Challenge >>
Exact reproduction is required for all entries.

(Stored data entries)
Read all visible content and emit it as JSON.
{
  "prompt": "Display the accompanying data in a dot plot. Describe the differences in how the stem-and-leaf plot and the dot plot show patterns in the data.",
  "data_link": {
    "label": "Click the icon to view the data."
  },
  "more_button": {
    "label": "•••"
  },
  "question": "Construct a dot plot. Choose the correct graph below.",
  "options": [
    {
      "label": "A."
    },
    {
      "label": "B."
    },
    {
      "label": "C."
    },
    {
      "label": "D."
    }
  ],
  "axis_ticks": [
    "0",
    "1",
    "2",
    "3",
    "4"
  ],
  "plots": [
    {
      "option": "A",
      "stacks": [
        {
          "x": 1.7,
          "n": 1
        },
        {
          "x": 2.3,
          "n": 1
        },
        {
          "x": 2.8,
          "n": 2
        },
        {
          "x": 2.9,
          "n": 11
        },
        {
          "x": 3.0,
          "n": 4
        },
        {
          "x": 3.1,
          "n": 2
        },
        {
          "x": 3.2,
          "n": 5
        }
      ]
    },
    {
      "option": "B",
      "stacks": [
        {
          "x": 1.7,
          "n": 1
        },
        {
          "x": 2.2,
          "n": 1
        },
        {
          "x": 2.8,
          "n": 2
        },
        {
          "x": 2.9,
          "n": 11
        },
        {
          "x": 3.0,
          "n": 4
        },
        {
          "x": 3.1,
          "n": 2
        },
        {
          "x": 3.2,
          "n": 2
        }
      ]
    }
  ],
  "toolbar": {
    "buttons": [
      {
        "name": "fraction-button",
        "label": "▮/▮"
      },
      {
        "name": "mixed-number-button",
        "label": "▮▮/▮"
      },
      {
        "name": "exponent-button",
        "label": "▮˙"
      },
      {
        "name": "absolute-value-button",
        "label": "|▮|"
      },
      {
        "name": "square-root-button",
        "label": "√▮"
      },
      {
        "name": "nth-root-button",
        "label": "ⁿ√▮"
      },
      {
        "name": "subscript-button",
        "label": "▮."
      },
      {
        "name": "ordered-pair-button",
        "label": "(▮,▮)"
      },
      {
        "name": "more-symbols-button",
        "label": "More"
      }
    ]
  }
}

Expected output >>
Read all visible content and emit it as JSON.
{
  "prompt": "Display the accompanying data in a dot plot. Describe the differences in how the stem-and-leaf plot and the dot plot show patterns in the data.",
  "data_link": {
    "label": "Click the icon to view the data."
  },
  "more_button": {
    "label": "•••"
  },
  "question": "Construct a dot plot. Choose the correct graph below.",
  "options": [
    {
      "label": "A."
    },
    {
      "label": "B."
    },
    {
      "label": "C."
    },
    {
      "label": "D."
    }
  ],
  "axis_ticks": [
    "0",
    "1",
    "2",
    "3",
    "4"
  ],
  "plots": [
    {
      "option": "A",
      "stacks": [
        {
          "x": 1.7,
          "n": 1
        },
        {
          "x": 2.3,
          "n": 1
        },
        {
          "x": 2.8,
          "n": 2
        },
        {
          "x": 2.9,
          "n": 11
        },
        {
          "x": 3.0,
          "n": 4
        },
        {
          "x": 3.1,
          "n": 2
        },
        {
          "x": 3.2,
          "n": 5
        }
      ]
    },
    {
      "option": "B",
      "stacks": [
        {
          "x": 1.7,
          "n": 1
        },
        {
          "x": 2.2,
          "n": 1
        },
        {
          "x": 2.8,
          "n": 2
        },
        {
          "x": 2.9,
          "n": 11
        },
        {
          "x": 3.0,
          "n": 4
        },
        {
          "x": 3.1,
          "n": 2
        },
        {
          "x": 3.2,
          "n": 2
        }
      ]
    }
  ],
  "toolbar": {
    "buttons": [
      {
        "name": "fraction-button",
        "label": "▮/▮"
      },
      {
        "name": "mixed-number-button",
        "label": "▮▮/▮"
      },
      {
        "name": "exponent-button",
        "label": "▮˙"
      },
      {
        "name": "absolute-value-button",
        "label": "|▮|"
      },
      {
        "name": "square-root-button",
        "label": "√▮"
      },
      {
        "name": "nth-root-button",
        "label": "ⁿ√▮"
      },
      {
        "name": "subscript-button",
        "label": "▮."
      },
      {
        "name": "ordered-pair-button",
        "label": "(▮,▮)"
      },
      {
        "name": "more-symbols-button",
        "label": "More"
      }
    ]
  }
}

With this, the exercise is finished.